_GIVEN DATA:_
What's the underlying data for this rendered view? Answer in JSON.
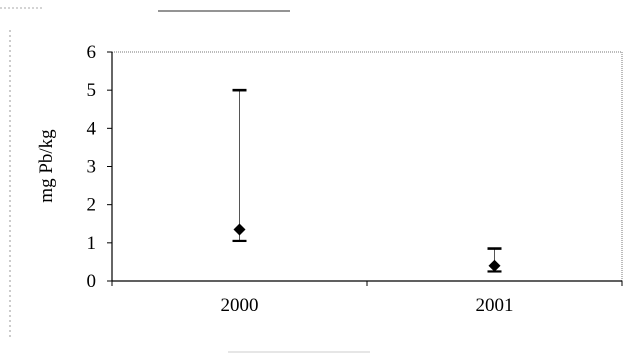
{
  "chart_data": {
    "type": "scatter",
    "title": "",
    "xlabel": "",
    "ylabel": "mg Pb/kg",
    "categories": [
      "2000",
      "2001"
    ],
    "ylim": [
      0,
      6
    ],
    "yticks": [
      "0",
      "1",
      "2",
      "3",
      "4",
      "5",
      "6"
    ],
    "grid": false,
    "legend": "none",
    "series": [
      {
        "values": [
          1.35,
          0.4
        ],
        "error_low": [
          1.05,
          0.25
        ],
        "error_high": [
          5.0,
          0.85
        ],
        "marker": "diamond",
        "color": "#000000"
      }
    ]
  }
}
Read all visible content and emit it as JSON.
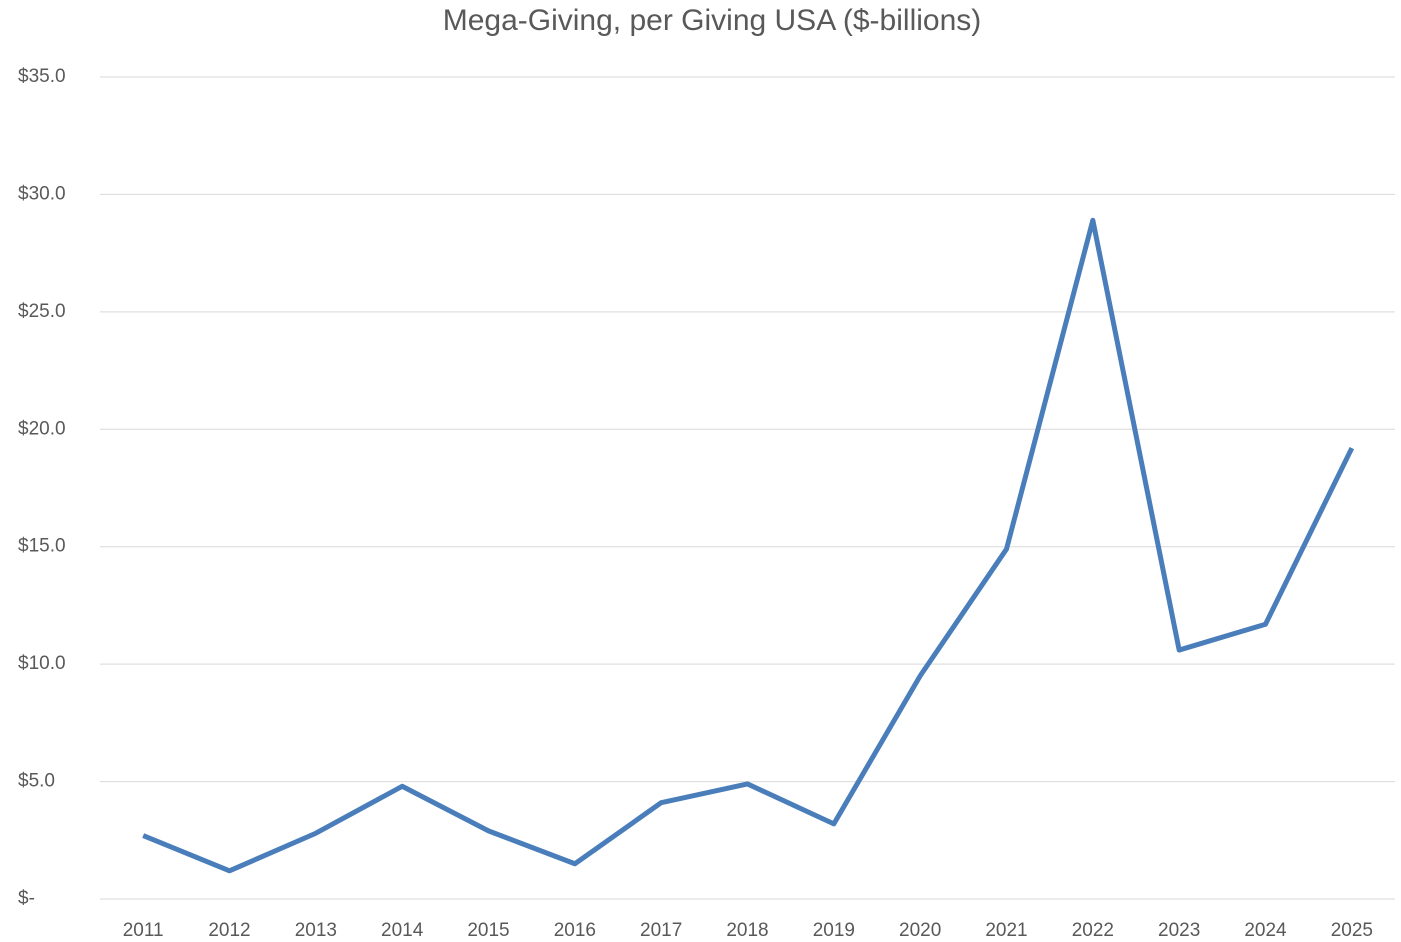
{
  "chart_data": {
    "type": "line",
    "title": "Mega-Giving, per Giving USA ($-billions)",
    "categories": [
      "2011",
      "2012",
      "2013",
      "2014",
      "2015",
      "2016",
      "2017",
      "2018",
      "2019",
      "2020",
      "2021",
      "2022",
      "2023",
      "2024",
      "2025"
    ],
    "series": [
      {
        "name": "Mega-Giving",
        "color": "#4a7ebb",
        "values": [
          2.7,
          1.2,
          2.8,
          4.8,
          2.9,
          1.5,
          4.1,
          4.9,
          3.2,
          9.5,
          14.9,
          28.9,
          10.6,
          11.7,
          19.2
        ]
      }
    ],
    "ylim": [
      0,
      35
    ],
    "yticks": [
      {
        "value": 0,
        "label": "$-"
      },
      {
        "value": 5,
        "label": "$5.0"
      },
      {
        "value": 10,
        "label": "$10.0"
      },
      {
        "value": 15,
        "label": "$15.0"
      },
      {
        "value": 20,
        "label": "$20.0"
      },
      {
        "value": 25,
        "label": "$25.0"
      },
      {
        "value": 30,
        "label": "$30.0"
      },
      {
        "value": 35,
        "label": "$35.0"
      }
    ],
    "grid": true
  }
}
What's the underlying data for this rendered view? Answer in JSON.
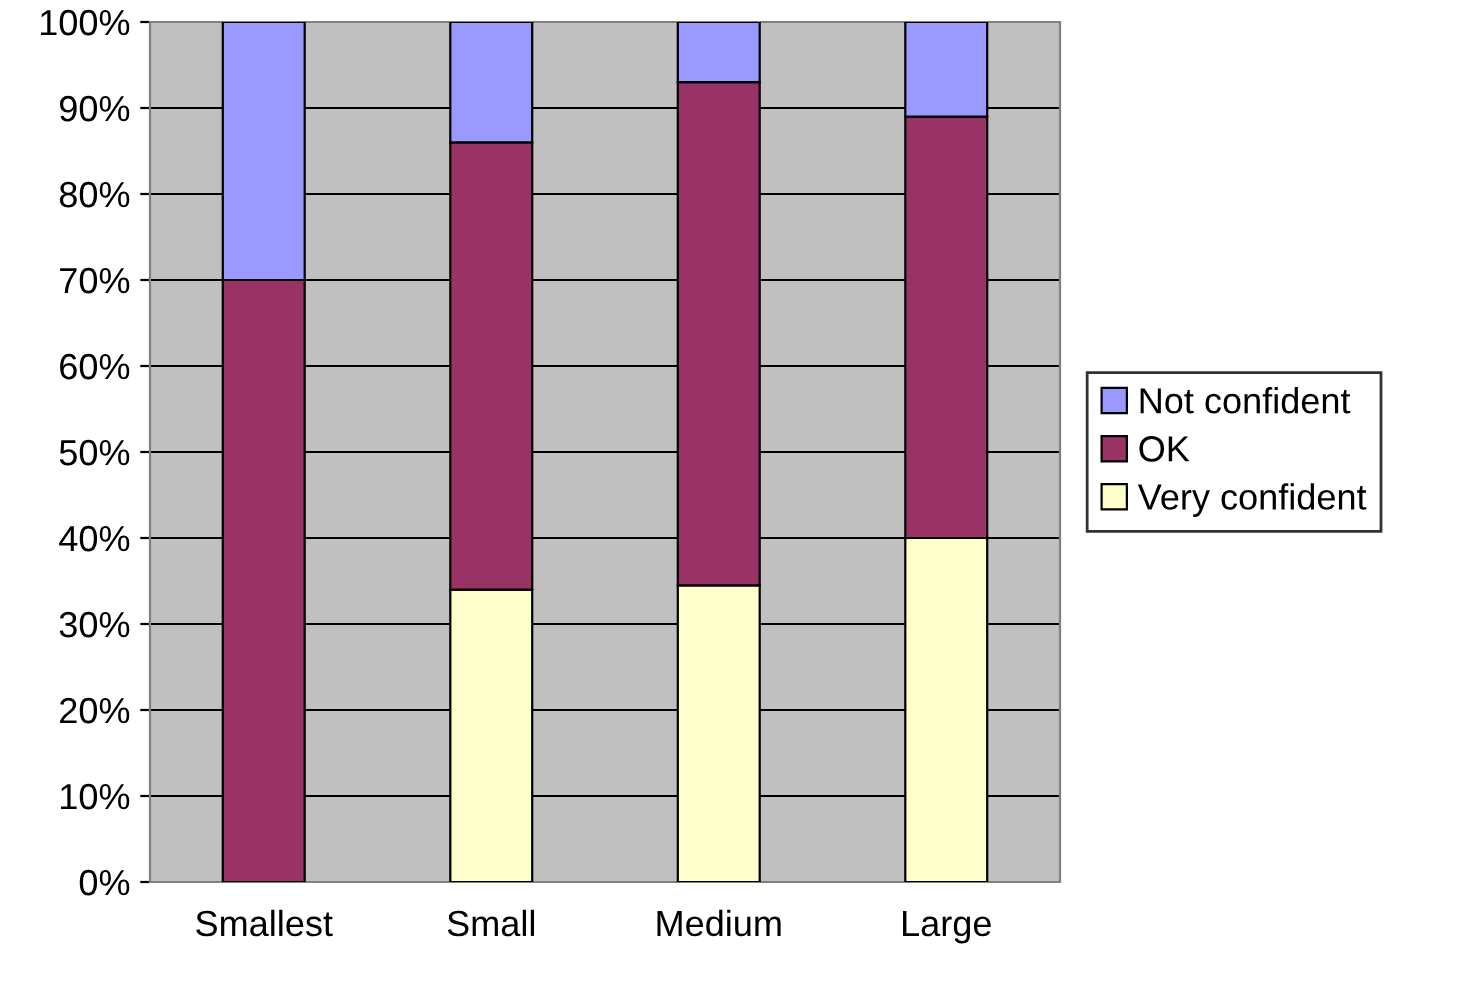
{
  "chart_data": {
    "type": "bar",
    "stacked": true,
    "categories": [
      "Smallest",
      "Small",
      "Medium",
      "Large"
    ],
    "series": [
      {
        "name": "Very confident",
        "color": "#ffffcc",
        "values": [
          0,
          34,
          34.5,
          40
        ]
      },
      {
        "name": "OK",
        "color": "#993366",
        "values": [
          70,
          52,
          58.5,
          49
        ]
      },
      {
        "name": "Not confident",
        "color": "#9999ff",
        "values": [
          30,
          14,
          7,
          11
        ]
      }
    ],
    "ylim": [
      0,
      100
    ],
    "yticks": [
      {
        "value": 0,
        "label": "0%"
      },
      {
        "value": 10,
        "label": "10%"
      },
      {
        "value": 20,
        "label": "20%"
      },
      {
        "value": 30,
        "label": "30%"
      },
      {
        "value": 40,
        "label": "40%"
      },
      {
        "value": 50,
        "label": "50%"
      },
      {
        "value": 60,
        "label": "60%"
      },
      {
        "value": 70,
        "label": "70%"
      },
      {
        "value": 80,
        "label": "80%"
      },
      {
        "value": 90,
        "label": "90%"
      },
      {
        "value": 100,
        "label": "100%"
      }
    ],
    "grid": "y",
    "legend": "right"
  }
}
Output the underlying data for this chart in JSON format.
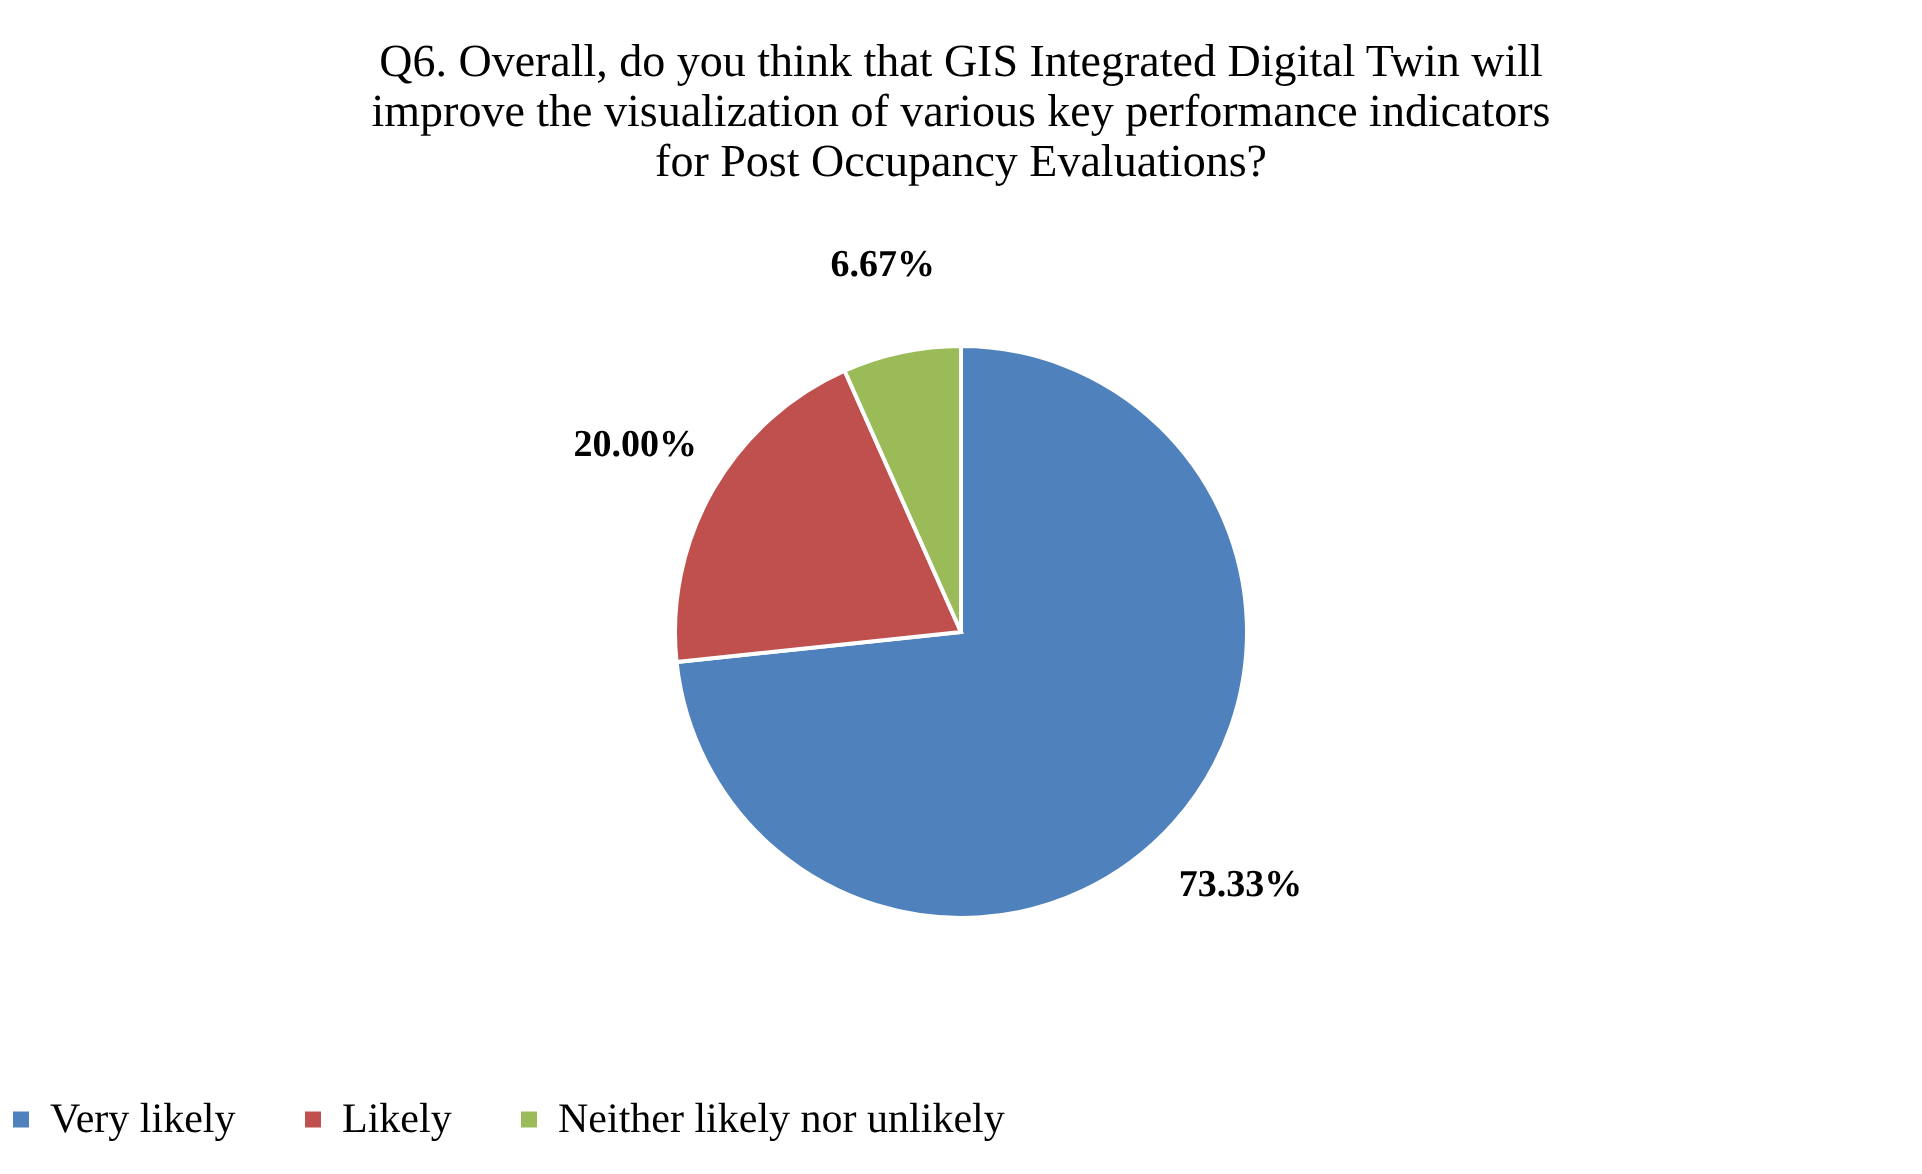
{
  "chart_data": {
    "type": "pie",
    "title": [
      "Q6. Overall, do you think that GIS Integrated Digital Twin will",
      "improve the visualization of various key performance indicators",
      "for Post Occupancy Evaluations?"
    ],
    "categories": [
      "Very likely",
      "Likely",
      "Neither likely nor unlikely"
    ],
    "values": [
      73.33,
      20.0,
      6.67
    ],
    "colors": [
      "#4f81bd",
      "#c0504d",
      "#9bbb59"
    ],
    "value_labels": [
      "73.33%",
      "20.00%",
      "6.67%"
    ],
    "legend": "bottom"
  }
}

_TASK DETAILS:_
Reproduce the material above in full and without alteration, but skip all pictures.

_SOLUTION TO THIS EXERCISE:_
What's the underlying data for this rendered view? Answer in JSON.
{
  "chart_data": {
    "type": "scatter",
    "title": "",
    "xlabel": "",
    "ylabel": "mg Pb/kg",
    "categories": [
      "2000",
      "2001"
    ],
    "ylim": [
      0,
      6
    ],
    "yticks": [
      "0",
      "1",
      "2",
      "3",
      "4",
      "5",
      "6"
    ],
    "grid": false,
    "legend": "none",
    "series": [
      {
        "values": [
          1.35,
          0.4
        ],
        "error_low": [
          1.05,
          0.25
        ],
        "error_high": [
          5.0,
          0.85
        ],
        "marker": "diamond",
        "color": "#000000"
      }
    ]
  }
}
Read all visible content and emit it as JSON.
{
  "chart_data": {
    "type": "line",
    "title": "Mega-Giving, per Giving USA ($-billions)",
    "categories": [
      "2011",
      "2012",
      "2013",
      "2014",
      "2015",
      "2016",
      "2017",
      "2018",
      "2019",
      "2020",
      "2021",
      "2022",
      "2023",
      "2024",
      "2025"
    ],
    "series": [
      {
        "name": "Mega-Giving",
        "color": "#4a7ebb",
        "values": [
          2.7,
          1.2,
          2.8,
          4.8,
          2.9,
          1.5,
          4.1,
          4.9,
          3.2,
          9.5,
          14.9,
          28.9,
          10.6,
          11.7,
          19.2
        ]
      }
    ],
    "ylim": [
      0,
      35
    ],
    "yticks": [
      {
        "value": 0,
        "label": "$-"
      },
      {
        "value": 5,
        "label": "$5.0"
      },
      {
        "value": 10,
        "label": "$10.0"
      },
      {
        "value": 15,
        "label": "$15.0"
      },
      {
        "value": 20,
        "label": "$20.0"
      },
      {
        "value": 25,
        "label": "$25.0"
      },
      {
        "value": 30,
        "label": "$30.0"
      },
      {
        "value": 35,
        "label": "$35.0"
      }
    ],
    "grid": true
  }
}
What's the underlying data for this rendered view? Answer in JSON.
{
  "chart_data": {
    "type": "bar",
    "stacked": true,
    "categories": [
      "Smallest",
      "Small",
      "Medium",
      "Large"
    ],
    "series": [
      {
        "name": "Very confident",
        "color": "#ffffcc",
        "values": [
          0,
          34,
          34.5,
          40
        ]
      },
      {
        "name": "OK",
        "color": "#993366",
        "values": [
          70,
          52,
          58.5,
          49
        ]
      },
      {
        "name": "Not confident",
        "color": "#9999ff",
        "values": [
          30,
          14,
          7,
          11
        ]
      }
    ],
    "ylim": [
      0,
      100
    ],
    "yticks": [
      {
        "value": 0,
        "label": "0%"
      },
      {
        "value": 10,
        "label": "10%"
      },
      {
        "value": 20,
        "label": "20%"
      },
      {
        "value": 30,
        "label": "30%"
      },
      {
        "value": 40,
        "label": "40%"
      },
      {
        "value": 50,
        "label": "50%"
      },
      {
        "value": 60,
        "label": "60%"
      },
      {
        "value": 70,
        "label": "70%"
      },
      {
        "value": 80,
        "label": "80%"
      },
      {
        "value": 90,
        "label": "90%"
      },
      {
        "value": 100,
        "label": "100%"
      }
    ],
    "grid": "y",
    "legend": "right"
  }
}
Output the underlying data for this chart in JSON format.
{
  "chart_data": {
    "type": "pie",
    "title": [
      "Q6. Overall, do you think that GIS Integrated Digital Twin will",
      "improve the visualization of various key performance indicators",
      "for Post Occupancy Evaluations?"
    ],
    "categories": [
      "Very likely",
      "Likely",
      "Neither likely nor unlikely"
    ],
    "values": [
      73.33,
      20.0,
      6.67
    ],
    "colors": [
      "#4f81bd",
      "#c0504d",
      "#9bbb59"
    ],
    "value_labels": [
      "73.33%",
      "20.00%",
      "6.67%"
    ],
    "legend": "bottom"
  }
}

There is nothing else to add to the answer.